**Your goal:**
Extract all lines from the data beneath that include the word "ylabel".
## start
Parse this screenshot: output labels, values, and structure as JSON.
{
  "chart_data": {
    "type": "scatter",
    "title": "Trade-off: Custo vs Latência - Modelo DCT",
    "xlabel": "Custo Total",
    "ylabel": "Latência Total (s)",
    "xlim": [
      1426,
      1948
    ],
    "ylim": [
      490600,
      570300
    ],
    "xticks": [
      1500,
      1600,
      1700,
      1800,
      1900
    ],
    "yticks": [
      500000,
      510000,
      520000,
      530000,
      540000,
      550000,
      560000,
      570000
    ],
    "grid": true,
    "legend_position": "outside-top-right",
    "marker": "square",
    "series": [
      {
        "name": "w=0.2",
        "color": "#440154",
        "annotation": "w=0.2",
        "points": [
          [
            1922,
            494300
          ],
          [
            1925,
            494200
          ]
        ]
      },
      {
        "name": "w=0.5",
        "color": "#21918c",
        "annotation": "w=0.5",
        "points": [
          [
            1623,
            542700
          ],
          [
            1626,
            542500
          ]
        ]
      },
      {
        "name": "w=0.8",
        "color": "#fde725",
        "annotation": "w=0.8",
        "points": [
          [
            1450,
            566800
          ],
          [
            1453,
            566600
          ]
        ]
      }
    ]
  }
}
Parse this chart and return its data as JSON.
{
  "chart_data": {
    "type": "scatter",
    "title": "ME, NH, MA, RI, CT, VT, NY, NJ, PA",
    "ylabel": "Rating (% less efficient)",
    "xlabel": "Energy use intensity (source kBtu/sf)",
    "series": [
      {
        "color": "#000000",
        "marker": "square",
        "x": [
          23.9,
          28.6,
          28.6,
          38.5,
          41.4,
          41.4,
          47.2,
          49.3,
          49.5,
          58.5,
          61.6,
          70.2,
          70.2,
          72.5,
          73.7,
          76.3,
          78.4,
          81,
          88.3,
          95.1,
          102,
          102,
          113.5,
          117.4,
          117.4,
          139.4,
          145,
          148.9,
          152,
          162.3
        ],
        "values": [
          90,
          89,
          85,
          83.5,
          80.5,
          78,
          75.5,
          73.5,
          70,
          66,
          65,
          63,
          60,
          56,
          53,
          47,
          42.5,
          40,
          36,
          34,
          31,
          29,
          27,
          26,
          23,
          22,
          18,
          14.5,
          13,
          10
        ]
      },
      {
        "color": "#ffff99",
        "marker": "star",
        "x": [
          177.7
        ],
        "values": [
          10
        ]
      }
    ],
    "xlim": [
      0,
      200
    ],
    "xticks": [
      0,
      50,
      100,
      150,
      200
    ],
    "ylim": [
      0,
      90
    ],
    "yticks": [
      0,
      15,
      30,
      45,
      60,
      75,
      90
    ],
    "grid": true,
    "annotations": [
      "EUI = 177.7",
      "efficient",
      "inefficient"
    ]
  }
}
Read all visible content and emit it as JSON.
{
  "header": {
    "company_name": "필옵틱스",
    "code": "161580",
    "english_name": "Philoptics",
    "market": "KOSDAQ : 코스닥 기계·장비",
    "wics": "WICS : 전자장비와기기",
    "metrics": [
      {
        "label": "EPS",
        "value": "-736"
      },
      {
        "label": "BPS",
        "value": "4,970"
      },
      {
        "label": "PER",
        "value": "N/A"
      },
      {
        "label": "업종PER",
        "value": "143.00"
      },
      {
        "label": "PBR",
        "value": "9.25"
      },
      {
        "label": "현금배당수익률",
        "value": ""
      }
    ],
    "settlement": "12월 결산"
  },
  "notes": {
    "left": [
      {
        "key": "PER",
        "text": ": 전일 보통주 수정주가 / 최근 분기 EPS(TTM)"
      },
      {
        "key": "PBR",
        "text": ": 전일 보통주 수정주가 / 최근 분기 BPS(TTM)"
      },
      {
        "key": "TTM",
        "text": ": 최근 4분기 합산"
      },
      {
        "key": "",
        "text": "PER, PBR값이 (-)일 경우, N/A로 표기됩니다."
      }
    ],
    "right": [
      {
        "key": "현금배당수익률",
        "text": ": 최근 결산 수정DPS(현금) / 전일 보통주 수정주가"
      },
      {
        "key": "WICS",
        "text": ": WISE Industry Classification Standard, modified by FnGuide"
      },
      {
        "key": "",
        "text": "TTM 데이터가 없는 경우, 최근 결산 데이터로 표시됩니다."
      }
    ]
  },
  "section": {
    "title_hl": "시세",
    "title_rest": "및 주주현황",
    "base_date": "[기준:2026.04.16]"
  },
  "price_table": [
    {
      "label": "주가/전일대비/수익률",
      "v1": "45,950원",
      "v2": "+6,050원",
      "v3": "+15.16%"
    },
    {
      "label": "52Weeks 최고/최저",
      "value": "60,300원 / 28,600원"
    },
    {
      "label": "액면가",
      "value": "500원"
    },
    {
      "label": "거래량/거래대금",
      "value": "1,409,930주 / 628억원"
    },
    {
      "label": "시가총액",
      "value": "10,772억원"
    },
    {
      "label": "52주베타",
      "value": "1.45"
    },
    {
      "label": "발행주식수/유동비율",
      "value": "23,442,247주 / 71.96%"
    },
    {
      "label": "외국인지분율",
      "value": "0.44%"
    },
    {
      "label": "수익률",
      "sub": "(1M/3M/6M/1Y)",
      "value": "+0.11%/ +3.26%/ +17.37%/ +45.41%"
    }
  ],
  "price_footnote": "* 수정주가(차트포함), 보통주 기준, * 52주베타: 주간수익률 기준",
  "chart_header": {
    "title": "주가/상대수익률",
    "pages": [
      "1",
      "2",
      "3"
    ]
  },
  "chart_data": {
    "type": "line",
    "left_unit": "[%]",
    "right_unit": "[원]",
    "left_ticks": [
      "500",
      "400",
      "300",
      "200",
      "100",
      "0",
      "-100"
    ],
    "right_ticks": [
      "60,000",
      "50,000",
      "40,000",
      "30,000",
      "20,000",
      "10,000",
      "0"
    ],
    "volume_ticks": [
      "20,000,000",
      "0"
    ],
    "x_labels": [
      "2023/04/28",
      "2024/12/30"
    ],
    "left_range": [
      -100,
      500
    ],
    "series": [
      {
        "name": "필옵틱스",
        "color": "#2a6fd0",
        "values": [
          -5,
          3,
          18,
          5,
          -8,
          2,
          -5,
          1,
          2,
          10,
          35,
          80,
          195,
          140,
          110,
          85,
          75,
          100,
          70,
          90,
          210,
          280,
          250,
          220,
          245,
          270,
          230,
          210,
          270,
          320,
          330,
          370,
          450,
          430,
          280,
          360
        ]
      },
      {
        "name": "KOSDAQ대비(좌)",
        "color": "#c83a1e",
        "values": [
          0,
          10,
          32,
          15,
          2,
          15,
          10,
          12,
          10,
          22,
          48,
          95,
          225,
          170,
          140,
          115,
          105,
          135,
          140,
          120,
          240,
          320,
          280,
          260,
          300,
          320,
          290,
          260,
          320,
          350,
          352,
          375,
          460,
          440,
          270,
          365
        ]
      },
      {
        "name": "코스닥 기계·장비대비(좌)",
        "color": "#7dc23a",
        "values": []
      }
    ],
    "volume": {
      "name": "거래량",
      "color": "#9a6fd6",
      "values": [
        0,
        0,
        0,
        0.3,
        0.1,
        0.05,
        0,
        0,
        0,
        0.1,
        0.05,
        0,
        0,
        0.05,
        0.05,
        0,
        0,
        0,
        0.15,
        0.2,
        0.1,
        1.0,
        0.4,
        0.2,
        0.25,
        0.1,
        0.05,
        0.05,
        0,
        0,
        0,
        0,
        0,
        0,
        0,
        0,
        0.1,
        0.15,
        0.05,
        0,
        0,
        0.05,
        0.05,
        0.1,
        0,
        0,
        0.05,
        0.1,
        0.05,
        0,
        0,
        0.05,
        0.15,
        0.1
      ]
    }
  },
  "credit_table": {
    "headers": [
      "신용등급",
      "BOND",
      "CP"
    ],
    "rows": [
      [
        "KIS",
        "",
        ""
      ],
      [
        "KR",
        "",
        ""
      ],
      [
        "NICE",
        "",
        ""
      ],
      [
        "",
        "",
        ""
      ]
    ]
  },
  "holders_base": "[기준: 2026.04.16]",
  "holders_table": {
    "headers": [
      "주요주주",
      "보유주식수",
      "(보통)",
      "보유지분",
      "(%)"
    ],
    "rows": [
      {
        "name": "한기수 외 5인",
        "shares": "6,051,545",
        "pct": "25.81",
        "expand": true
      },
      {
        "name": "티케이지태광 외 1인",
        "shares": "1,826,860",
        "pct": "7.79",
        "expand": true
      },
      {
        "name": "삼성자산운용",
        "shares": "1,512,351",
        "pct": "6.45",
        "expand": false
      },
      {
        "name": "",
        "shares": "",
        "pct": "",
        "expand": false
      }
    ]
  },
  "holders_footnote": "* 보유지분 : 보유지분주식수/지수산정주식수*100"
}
## end
**The solution:**
    "ylabel": "Latência Total (s)",
    "ylabel": "Rating (% less efficient)",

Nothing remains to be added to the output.